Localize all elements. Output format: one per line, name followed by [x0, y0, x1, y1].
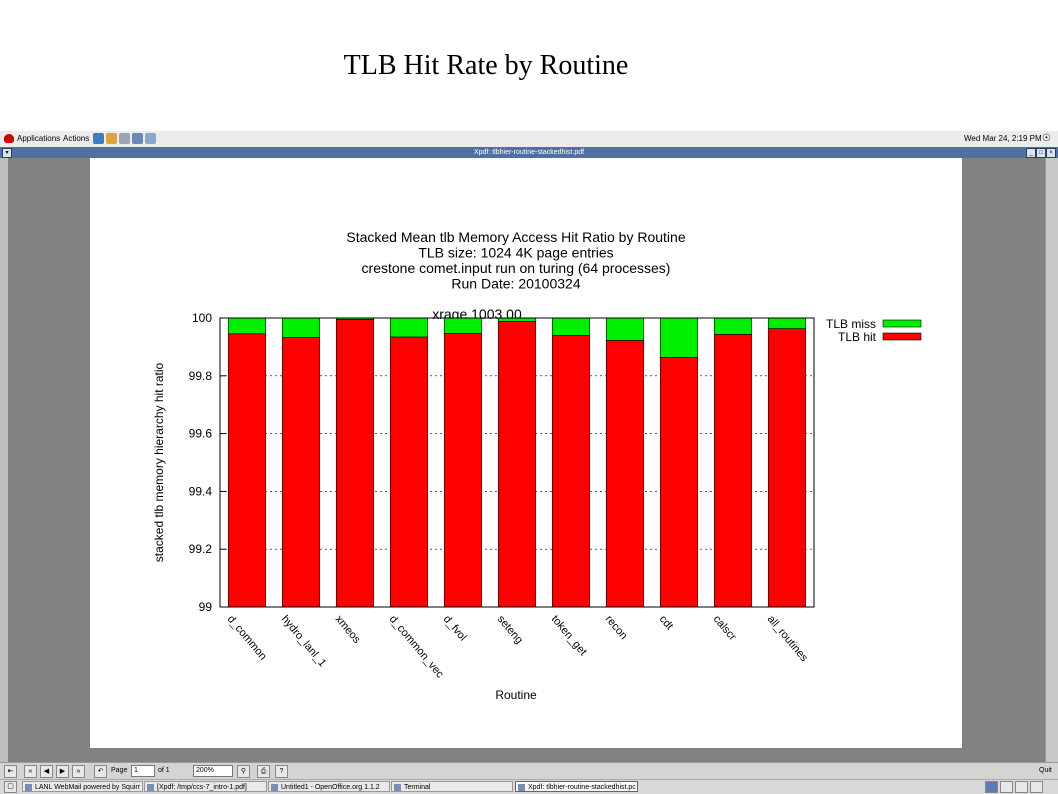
bar-tlb-miss-d_fvol — [443, 317, 483, 334]
bar-tlb-hit-recon — [605, 340, 645, 608]
x-tick-label: hydro_lanl_1 — [279, 613, 329, 669]
x-tick-label: xmeos — [333, 613, 363, 646]
task-xpdf-intro[interactable]: [Xpdf: /tmp/ccs-7_intro-1.pdf] — [144, 781, 267, 792]
bar-tlb-miss-cdt — [659, 317, 699, 358]
bar-tlb-miss-all_routines — [767, 317, 807, 329]
chart-title-line: TLB size: 1024 4K page entries — [418, 245, 613, 261]
y-tick-label: 99.6 — [189, 427, 213, 441]
x-axis-label: Routine — [495, 688, 537, 702]
task-terminal[interactable]: Terminal — [391, 781, 513, 792]
x-tick-label: d_common — [225, 613, 269, 662]
bar-tlb-miss-calscr — [713, 317, 753, 335]
window-title: Xpdf: tlbhier-routine-stackedhist.pdf — [473, 149, 585, 156]
pdf-page: Stacked Mean tlb Memory Access Hit Ratio… — [90, 158, 962, 748]
next-page-icon[interactable]: ▶ — [56, 765, 69, 778]
mail-launcher-icon[interactable] — [106, 133, 117, 144]
stacked-bar-chart: Stacked Mean tlb Memory Access Hit Ratio… — [152, 229, 922, 702]
bar-tlb-miss-hydro_lanl_1 — [281, 317, 321, 338]
bar-tlb-miss-d_common — [227, 317, 267, 335]
x-tick-label: d_fvol — [441, 613, 469, 643]
find-icon[interactable]: ⚲ — [237, 765, 250, 778]
back-icon[interactable]: ↶ — [94, 765, 107, 778]
show-desktop-icon[interactable]: ▢ — [4, 781, 17, 793]
left-border — [0, 158, 8, 762]
close-icon[interactable]: × — [1046, 148, 1056, 158]
y-tick-label: 99.8 — [189, 369, 213, 383]
first-page-icon[interactable]: ⇤ — [4, 765, 17, 778]
x-tick-label: seteng — [495, 613, 525, 646]
page-number-input[interactable]: 1 — [131, 765, 155, 777]
bar-tlb-miss-recon — [605, 317, 645, 341]
x-tick-label: calscr — [711, 613, 739, 643]
x-tick-label: cdt — [657, 613, 676, 632]
bar-tlb-hit-calscr — [713, 334, 753, 608]
maximize-icon[interactable]: □ — [1036, 148, 1046, 158]
browser-launcher-icon[interactable] — [93, 133, 104, 144]
slide-title: TLB Hit Rate by Routine — [343, 50, 629, 81]
workspace-2-icon[interactable] — [1000, 781, 1013, 793]
legend-label: TLB hit — [838, 330, 877, 344]
chart-title-line: Stacked Mean tlb Memory Access Hit Ratio… — [346, 229, 685, 245]
print-icon[interactable]: ⎙ — [257, 765, 270, 778]
y-tick-label: 99.2 — [189, 542, 213, 556]
legend-swatch — [882, 319, 922, 328]
chart-title-line: crestone comet.input run on turing (64 p… — [362, 260, 671, 276]
clock[interactable]: Wed Mar 24, 2:19 PM — [964, 134, 1042, 143]
page-count: of 1 — [158, 767, 170, 774]
bar-tlb-hit-cdt — [659, 357, 699, 608]
bar-tlb-hit-xmeos — [335, 319, 375, 608]
bar-tlb-hit-all_routines — [767, 328, 807, 608]
top-panel: Applications Actions Wed Mar 24, 2:19 PM… — [0, 131, 1058, 148]
chart-title-line: Run Date: 20100324 — [451, 276, 580, 292]
window-menu-icon[interactable]: ▾ — [2, 148, 12, 158]
task-xpdf-stackedhist[interactable]: Xpdf: tlbhier-routine-stackedhist.pc — [515, 781, 638, 792]
x-tick-label: token_get — [549, 613, 589, 658]
bar-tlb-hit-d_fvol — [443, 333, 483, 608]
bar-tlb-miss-token_get — [551, 317, 591, 336]
volume-icon[interactable]: ☉ — [1042, 133, 1051, 144]
bar-tlb-hit-hydro_lanl_1 — [281, 337, 321, 608]
taskbar: ▢ LANL WebMail powered by Squirr [Xpdf: … — [0, 779, 1058, 794]
bar-tlb-miss-d_common_vec — [389, 317, 429, 338]
workspace-1-icon[interactable] — [985, 781, 998, 793]
bar-tlb-hit-seteng — [497, 321, 537, 608]
bar-tlb-hit-token_get — [551, 335, 591, 608]
task-openoffice[interactable]: Untitled1 - OpenOffice.org 1.1.2 — [268, 781, 390, 792]
bar-tlb-hit-d_common_vec — [389, 336, 429, 608]
quit-button[interactable]: Quit — [1039, 767, 1052, 774]
minimize-icon[interactable]: _ — [1026, 148, 1036, 158]
forward-ten-pages-icon[interactable]: » — [72, 765, 85, 778]
bar-tlb-miss-seteng — [497, 317, 537, 322]
window-title-bar[interactable]: ▾ Xpdf: tlbhier-routine-stackedhist.pdf … — [0, 147, 1058, 158]
y-tick-label: 100 — [192, 311, 212, 325]
x-tick-label: recon — [603, 613, 630, 642]
workspace-4-icon[interactable] — [1030, 781, 1043, 793]
help-icon[interactable]: ? — [275, 765, 288, 778]
print-launcher-icon[interactable] — [145, 133, 156, 144]
back-ten-pages-icon[interactable]: « — [24, 765, 37, 778]
office-launcher-icon[interactable] — [132, 133, 143, 144]
bar-tlb-hit-d_common — [227, 333, 267, 608]
legend-label: TLB miss — [826, 317, 876, 331]
workspace-3-icon[interactable] — [1015, 781, 1028, 793]
zoom-select[interactable]: 200% — [193, 765, 233, 777]
applications-menu[interactable]: Applications — [17, 134, 60, 143]
xpdf-toolbar: ⇤ « ◀ ▶ » ↶ Page 1 of 1 200% ⚲ ⎙ ? Quit — [0, 762, 1058, 779]
redhat-menu-icon[interactable] — [4, 134, 14, 143]
vertical-scrollbar[interactable] — [1045, 158, 1058, 762]
search-launcher-icon[interactable] — [119, 133, 130, 144]
actions-menu[interactable]: Actions — [63, 134, 89, 143]
prev-page-icon[interactable]: ◀ — [40, 765, 53, 778]
x-tick-label: all_routines — [765, 613, 811, 664]
y-axis-label: stacked tlb memory hierarchy hit ratio — [152, 362, 166, 562]
y-tick-label: 99.4 — [189, 484, 213, 498]
page-label: Page — [111, 767, 128, 774]
task-webmail[interactable]: LANL WebMail powered by Squirr — [22, 781, 143, 792]
x-tick-label: d_common_vec — [387, 613, 446, 681]
legend-swatch — [882, 332, 922, 341]
y-tick-label: 99 — [199, 600, 213, 614]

•••••

Written request:
Reproduce all the entries above with every "x-tick-label" swapped for "category-label" and nothing else altered. Leave out the pictures.

Solved exercise:
Localize all elements. Output format: one per line, name followed by [x0, y0, x1, y1].
bar-tlb-miss-d_fvol — [443, 317, 483, 334]
bar-tlb-hit-recon — [605, 340, 645, 608]
category-label: hydro_lanl_1 — [279, 613, 329, 669]
category-label: xmeos — [333, 613, 363, 646]
task-xpdf-intro[interactable]: [Xpdf: /tmp/ccs-7_intro-1.pdf] — [144, 781, 267, 792]
bar-tlb-miss-cdt — [659, 317, 699, 358]
bar-tlb-miss-all_routines — [767, 317, 807, 329]
chart-title-line: TLB size: 1024 4K page entries — [418, 245, 613, 261]
y-tick-label: 99.6 — [189, 427, 213, 441]
x-axis-label: Routine — [495, 688, 537, 702]
task-terminal[interactable]: Terminal — [391, 781, 513, 792]
category-label: d_common — [225, 613, 269, 662]
bar-tlb-miss-calscr — [713, 317, 753, 335]
window-title: Xpdf: tlbhier-routine-stackedhist.pdf — [473, 149, 585, 156]
pdf-page: Stacked Mean tlb Memory Access Hit Ratio… — [90, 158, 962, 748]
next-page-icon[interactable]: ▶ — [56, 765, 69, 778]
mail-launcher-icon[interactable] — [106, 133, 117, 144]
stacked-bar-chart: Stacked Mean tlb Memory Access Hit Ratio… — [152, 229, 922, 702]
bar-tlb-miss-hydro_lanl_1 — [281, 317, 321, 338]
bar-tlb-miss-d_common — [227, 317, 267, 335]
category-label: d_fvol — [441, 613, 469, 643]
find-icon[interactable]: ⚲ — [237, 765, 250, 778]
back-icon[interactable]: ↶ — [94, 765, 107, 778]
show-desktop-icon[interactable]: ▢ — [4, 781, 17, 793]
left-border — [0, 158, 8, 762]
close-icon[interactable]: × — [1046, 148, 1056, 158]
y-tick-label: 99.8 — [189, 369, 213, 383]
first-page-icon[interactable]: ⇤ — [4, 765, 17, 778]
category-label: seteng — [495, 613, 525, 646]
page-number-input[interactable]: 1 — [131, 765, 155, 777]
bar-tlb-miss-recon — [605, 317, 645, 341]
category-label: calscr — [711, 613, 739, 643]
category-label: cdt — [657, 613, 676, 632]
bar-tlb-hit-calscr — [713, 334, 753, 608]
maximize-icon[interactable]: □ — [1036, 148, 1046, 158]
browser-launcher-icon[interactable] — [93, 133, 104, 144]
slide-title: TLB Hit Rate by Routine — [343, 50, 629, 81]
workspace-2-icon[interactable] — [1000, 781, 1013, 793]
legend-label: TLB hit — [838, 330, 877, 344]
chart-title-line: Stacked Mean tlb Memory Access Hit Ratio… — [346, 229, 685, 245]
print-icon[interactable]: ⎙ — [257, 765, 270, 778]
y-tick-label: 99.2 — [189, 542, 213, 556]
legend-swatch — [882, 319, 922, 328]
chart-title-line: crestone comet.input run on turing (64 p… — [362, 260, 671, 276]
clock[interactable]: Wed Mar 24, 2:19 PM — [964, 134, 1042, 143]
page-count: of 1 — [158, 767, 170, 774]
bar-tlb-hit-cdt — [659, 357, 699, 608]
bar-tlb-hit-xmeos — [335, 319, 375, 608]
bar-tlb-hit-all_routines — [767, 328, 807, 608]
top-panel: Applications Actions Wed Mar 24, 2:19 PM… — [0, 131, 1058, 148]
chart-title-line: Run Date: 20100324 — [451, 276, 580, 292]
window-menu-icon[interactable]: ▾ — [2, 148, 12, 158]
task-xpdf-stackedhist[interactable]: Xpdf: tlbhier-routine-stackedhist.pc — [515, 781, 638, 792]
category-label: token_get — [549, 613, 589, 658]
bar-tlb-hit-d_fvol — [443, 333, 483, 608]
bar-tlb-miss-token_get — [551, 317, 591, 336]
volume-icon[interactable]: ☉ — [1042, 133, 1051, 144]
bar-tlb-hit-hydro_lanl_1 — [281, 337, 321, 608]
taskbar: ▢ LANL WebMail powered by Squirr [Xpdf: … — [0, 779, 1058, 794]
bar-tlb-miss-d_common_vec — [389, 317, 429, 338]
workspace-1-icon[interactable] — [985, 781, 998, 793]
bar-tlb-hit-seteng — [497, 321, 537, 608]
bar-tlb-hit-token_get — [551, 335, 591, 608]
task-openoffice[interactable]: Untitled1 - OpenOffice.org 1.1.2 — [268, 781, 390, 792]
bar-tlb-hit-d_common_vec — [389, 336, 429, 608]
quit-button[interactable]: Quit — [1039, 767, 1052, 774]
minimize-icon[interactable]: _ — [1026, 148, 1036, 158]
forward-ten-pages-icon[interactable]: » — [72, 765, 85, 778]
bar-tlb-miss-seteng — [497, 317, 537, 322]
window-title-bar[interactable]: ▾ Xpdf: tlbhier-routine-stackedhist.pdf … — [0, 147, 1058, 158]
y-tick-label: 100 — [192, 311, 212, 325]
category-label: recon — [603, 613, 630, 642]
workspace-4-icon[interactable] — [1030, 781, 1043, 793]
help-icon[interactable]: ? — [275, 765, 288, 778]
print-launcher-icon[interactable] — [145, 133, 156, 144]
back-ten-pages-icon[interactable]: « — [24, 765, 37, 778]
office-launcher-icon[interactable] — [132, 133, 143, 144]
bar-tlb-hit-d_common — [227, 333, 267, 608]
legend-label: TLB miss — [826, 317, 876, 331]
workspace-3-icon[interactable] — [1015, 781, 1028, 793]
zoom-select[interactable]: 200% — [193, 765, 233, 777]
applications-menu[interactable]: Applications — [17, 134, 60, 143]
xpdf-toolbar: ⇤ « ◀ ▶ » ↶ Page 1 of 1 200% ⚲ ⎙ ? Quit — [0, 762, 1058, 779]
redhat-menu-icon[interactable] — [4, 134, 14, 143]
vertical-scrollbar[interactable] — [1045, 158, 1058, 762]
search-launcher-icon[interactable] — [119, 133, 130, 144]
actions-menu[interactable]: Actions — [63, 134, 89, 143]
prev-page-icon[interactable]: ◀ — [40, 765, 53, 778]
category-label: all_routines — [765, 613, 811, 664]
y-axis-label: stacked tlb memory hierarchy hit ratio — [152, 362, 166, 562]
y-tick-label: 99.4 — [189, 484, 213, 498]
page-label: Page — [111, 767, 128, 774]
task-webmail[interactable]: LANL WebMail powered by Squirr — [22, 781, 143, 792]
category-label: d_common_vec — [387, 613, 446, 681]
legend-swatch — [882, 332, 922, 341]
y-tick-label: 99 — [199, 600, 213, 614]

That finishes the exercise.